What this task involves: Reproduce each of the following records verbatim, line by line, and omit the pictures from your reproduction.

Information shown:
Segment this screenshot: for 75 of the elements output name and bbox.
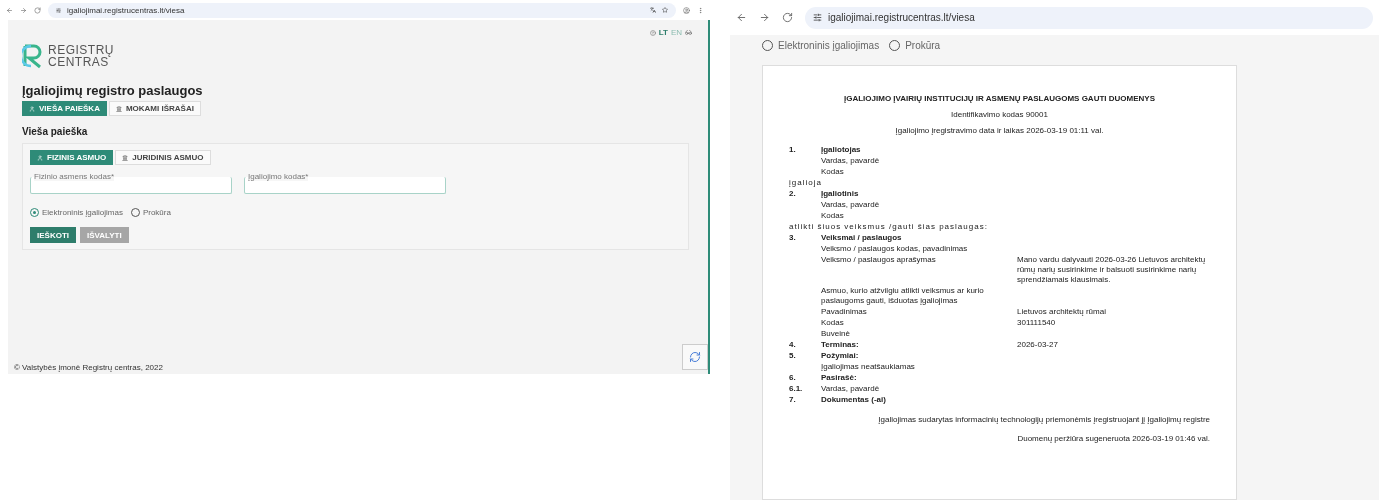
field-label: Buveinė — [821, 329, 851, 339]
radio-option[interactable]: Prokūra — [889, 40, 941, 51]
forward-icon[interactable] — [759, 12, 770, 23]
document-value: 301111540 — [1017, 318, 1057, 328]
document-text: įgalioja — [789, 178, 823, 188]
item-heading: Dokumentas (-ai) — [821, 395, 887, 405]
field-label: Veiksmo / paslaugos kodas, pavadinimas — [821, 244, 969, 254]
person-type-tab[interactable]: FIZINIS ASMUO — [30, 150, 114, 165]
service-tab[interactable]: MOKAMI IŠRAŠAI — [108, 101, 201, 116]
page-title: Įgaliojimų registro paslaugos — [22, 83, 204, 98]
field-label: Kodas — [821, 318, 845, 328]
back-icon[interactable] — [736, 12, 747, 23]
person-type-tab[interactable]: JURIDINIS ASMUO — [115, 150, 211, 165]
field-label: Pavadinimas — [821, 307, 868, 317]
item-number: 4. — [789, 340, 797, 350]
document-value: Lietuvos architektų rūmai — [1017, 307, 1107, 317]
document-value: Mano vardu dalyvauti 2026-03-26 Lietuvos architektų rūmų narių susirinkime ir balsuoti susirinkime narių sprendžiamais klausimais. — [1017, 255, 1207, 285]
item-number: 3. — [789, 233, 797, 243]
item-heading: Pasirašė: — [821, 373, 858, 383]
document-title: ĮGALIOJIMO ĮVAIRIŲ INSTITUCIJŲ IR ASMENŲ PASLAUGOMS GAUTI DUOMENYS — [843, 94, 1156, 103]
person-icon — [29, 105, 35, 112]
language-link[interactable]: LT — [658, 28, 668, 37]
item-heading: Veiksmai / paslaugos — [821, 233, 903, 243]
translate-icon[interactable] — [650, 7, 656, 13]
item-heading: Požymiai: — [821, 351, 860, 361]
item-number: 2. — [789, 189, 797, 199]
field-label: Vardas, pavardė — [821, 200, 881, 210]
item-number: 6. — [789, 373, 797, 383]
field-label: Vardas, pavardė — [821, 384, 881, 394]
document-value: 2026-03-27 — [1017, 340, 1059, 350]
item-heading: Terminas: — [821, 340, 860, 350]
document-note: Įgaliojimas sudarytas informacinių technologijų priemonėmis įregistruojant jį Įgaliojimų registre — [877, 415, 1210, 424]
item-number: 1. — [789, 145, 797, 155]
section-title: Vieša paieška — [22, 126, 89, 137]
url-text: igaliojimai.registrucentras.lt/viesa — [828, 12, 975, 23]
radio-option[interactable]: Prokūra — [130, 208, 171, 217]
logo-text: REGISTRŲ — [48, 44, 114, 56]
radio-option[interactable]: Elektroninis įgaliojimas — [30, 208, 123, 217]
item-heading: Įgaliotinis — [821, 189, 860, 199]
logo-text: CENTRAS — [48, 56, 110, 68]
search-button[interactable]: IEŠKOTI — [30, 227, 76, 243]
address-bar[interactable]: igaliojimai.registrucentras.lt/viesa — [805, 6, 1373, 29]
profile-icon[interactable] — [683, 6, 690, 14]
copyright-text: © Valstybės įmonė Registrų centras, 2022 — [13, 363, 164, 374]
back-icon[interactable] — [6, 6, 13, 14]
field-label: Kodas — [821, 211, 845, 221]
site-settings-icon[interactable] — [813, 13, 822, 22]
item-number: 7. — [789, 395, 797, 405]
address-bar[interactable]: igaliojimai.registrucentras.lt/viesa — [48, 2, 676, 18]
bank-building-icon — [115, 105, 122, 112]
help-icon[interactable] — [649, 29, 656, 36]
site-settings-icon[interactable] — [56, 7, 61, 13]
document-text: Įgaliojimo įregistravimo data ir laikas 2026-03-19 01:11 val. — [894, 126, 1105, 135]
document-text: Identifikavimo kodas 90001 — [950, 110, 1049, 119]
bank-building-icon — [122, 154, 129, 161]
field-label: Įgaliojimas neatšaukiamas — [821, 362, 916, 372]
reload-icon[interactable] — [34, 6, 41, 14]
recaptcha-badge[interactable] — [682, 344, 708, 370]
field-label: Kodas — [821, 167, 845, 177]
reload-icon[interactable] — [782, 12, 793, 23]
url-text: igaliojimai.registrucentras.lt/viesa — [67, 5, 185, 15]
person-icon — [37, 154, 43, 161]
document-note: Duomenų peržiūra sugeneruota 2026-03-19 01:46 val. — [1016, 434, 1210, 443]
glasses-icon[interactable] — [685, 29, 692, 36]
item-number: 5. — [789, 351, 797, 361]
forward-icon[interactable] — [20, 6, 27, 14]
bookmark-star-icon[interactable] — [662, 7, 668, 13]
radio-option[interactable]: Elektroninis įgaliojimas — [762, 40, 880, 51]
service-tab[interactable]: VIEŠA PAIEŠKA — [22, 101, 107, 116]
item-heading: Įgaliotojas — [821, 145, 862, 155]
field-label: Veiksmo / paslaugos aprašymas — [821, 255, 937, 266]
field-label: Asmuo, kurio atžvilgiu atlikti veiksmus ar kurio paslaugoms gauti, išduotas įgaliojimas — [821, 286, 985, 306]
item-number: 6.1. — [789, 384, 804, 394]
document-text: atlikti šiuos veiksmus /gauti šias paslaugas: — [789, 222, 989, 232]
field-label: Vardas, pavardė — [821, 156, 881, 166]
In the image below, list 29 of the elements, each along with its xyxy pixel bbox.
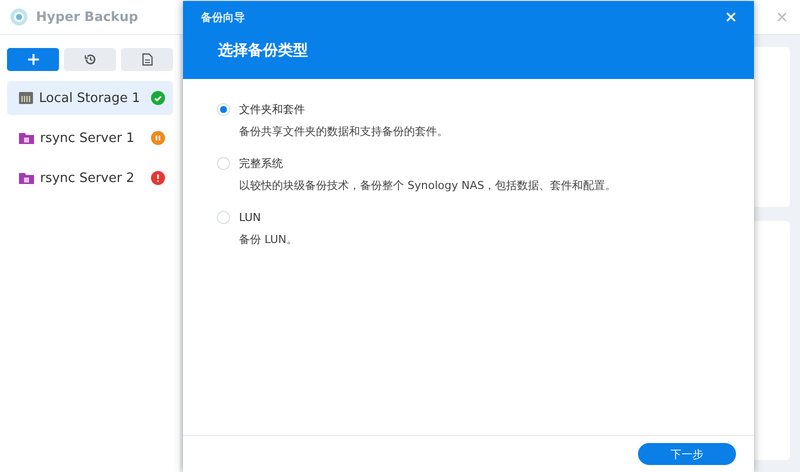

Completed task:
Segment this screenshot: for 75 of the elements output name and bbox.
field-label: Buveinė — [821, 329, 851, 339]
radio-option[interactable]: Prokūra — [889, 40, 941, 51]
forward-icon[interactable] — [759, 12, 770, 23]
document-value: 301111540 — [1017, 318, 1057, 328]
document-text: įgalioja — [789, 178, 823, 188]
item-heading: Dokumentas (-ai) — [821, 395, 887, 405]
field-label: Veiksmo / paslaugos kodas, pavadinimas — [821, 244, 969, 254]
person-type-tab[interactable]: FIZINIS ASMUO — [30, 150, 114, 165]
service-tab[interactable]: MOKAMI IŠRAŠAI — [108, 101, 201, 116]
page-title: Įgaliojimų registro paslaugos — [22, 83, 204, 98]
field-label: Kodas — [821, 318, 845, 328]
back-icon[interactable] — [736, 12, 747, 23]
person-type-tab[interactable]: JURIDINIS ASMUO — [115, 150, 211, 165]
field-label: Pavadinimas — [821, 307, 868, 317]
item-number: 4. — [789, 340, 797, 350]
document-value: Lietuvos architektų rūmai — [1017, 307, 1107, 317]
document-value: Mano vardu dalyvauti 2026-03-26 Lietuvos architektų rūmų narių susirinkime ir balsuoti susirinkime narių sprendžiamais klausimais. — [1017, 255, 1207, 285]
item-number: 3. — [789, 233, 797, 243]
item-heading: Pasirašė: — [821, 373, 858, 383]
document-title: ĮGALIOJIMO ĮVAIRIŲ INSTITUCIJŲ IR ASMENŲ PASLAUGOMS GAUTI DUOMENYS — [843, 94, 1156, 103]
person-icon — [29, 105, 35, 112]
language-link[interactable]: LT — [658, 28, 668, 37]
item-heading: Veiksmai / paslaugos — [821, 233, 903, 243]
translate-icon[interactable] — [650, 7, 656, 13]
item-heading: Požymiai: — [821, 351, 860, 361]
item-number: 2. — [789, 189, 797, 199]
field-label: Vardas, pavardė — [821, 200, 881, 210]
item-number: 6. — [789, 373, 797, 383]
field-label: Vardas, pavardė — [821, 384, 881, 394]
document-value: 2026-03-27 — [1017, 340, 1059, 350]
item-heading: Terminas: — [821, 340, 860, 350]
document-note: Įgaliojimas sudarytas informacinių technologijų priemonėmis įregistruojant jį Įgaliojimų registre — [877, 415, 1210, 424]
item-number: 1. — [789, 145, 797, 155]
section-title: Vieša paieška — [22, 126, 89, 137]
url-text: igaliojimai.registrucentras.lt/viesa — [828, 12, 975, 23]
radio-option[interactable]: Prokūra — [130, 208, 171, 217]
logo-text: REGISTRŲ — [48, 44, 114, 56]
radio-option[interactable]: Elektroninis įgaliojimas — [30, 208, 123, 217]
item-heading: Įgaliotinis — [821, 189, 860, 199]
logo-text: CENTRAS — [48, 56, 110, 68]
search-button[interactable]: IEŠKOTI — [30, 227, 76, 243]
address-bar[interactable]: igaliojimai.registrucentras.lt/viesa — [805, 6, 1373, 29]
profile-icon[interactable] — [683, 6, 690, 14]
copyright-text: © Valstybės įmonė Registrų centras, 2022 — [13, 363, 164, 374]
back-icon[interactable] — [6, 6, 13, 14]
field-label: Kodas — [821, 211, 845, 221]
site-settings-icon[interactable] — [813, 13, 822, 22]
item-number: 7. — [789, 395, 797, 405]
address-bar[interactable]: igaliojimai.registrucentras.lt/viesa — [48, 2, 676, 18]
bank-building-icon — [115, 105, 122, 112]
help-icon[interactable] — [649, 29, 656, 36]
site-settings-icon[interactable] — [56, 7, 61, 13]
document-text: Įgaliojimo įregistravimo data ir laikas 2026-03-19 01:11 val. — [894, 126, 1105, 135]
document-text: Identifikavimo kodas 90001 — [950, 110, 1049, 119]
bank-building-icon — [122, 154, 129, 161]
field-label: Įgaliojimas neatšaukiamas — [821, 362, 916, 372]
reload-icon[interactable] — [34, 6, 41, 14]
recaptcha-badge[interactable] — [682, 344, 708, 370]
field-label: Kodas — [821, 167, 845, 177]
reload-icon[interactable] — [782, 12, 793, 23]
url-text: igaliojimai.registrucentras.lt/viesa — [67, 5, 185, 15]
person-icon — [37, 154, 43, 161]
document-note: Duomenų peržiūra sugeneruota 2026-03-19 01:46 val. — [1016, 434, 1210, 443]
glasses-icon[interactable] — [685, 29, 692, 36]
item-number: 5. — [789, 351, 797, 361]
forward-icon[interactable] — [20, 6, 27, 14]
bookmark-star-icon[interactable] — [662, 7, 668, 13]
radio-option[interactable]: Elektroninis įgaliojimas — [762, 40, 880, 51]
service-tab[interactable]: VIEŠA PAIEŠKA — [22, 101, 107, 116]
item-heading: Įgaliotojas — [821, 145, 862, 155]
field-label: Veiksmo / paslaugos aprašymas — [821, 255, 937, 266]
field-label: Asmuo, kurio atžvilgiu atlikti veiksmus ar kurio paslaugoms gauti, išduotas įgaliojimas — [821, 286, 985, 306]
item-number: 6.1. — [789, 384, 804, 394]
document-text: atlikti šiuos veiksmus /gauti šias paslaugas: — [789, 222, 989, 232]
field-label: Vardas, pavardė — [821, 156, 881, 166]
In the image below, list 29 of the elements, each along with its xyxy pixel bbox.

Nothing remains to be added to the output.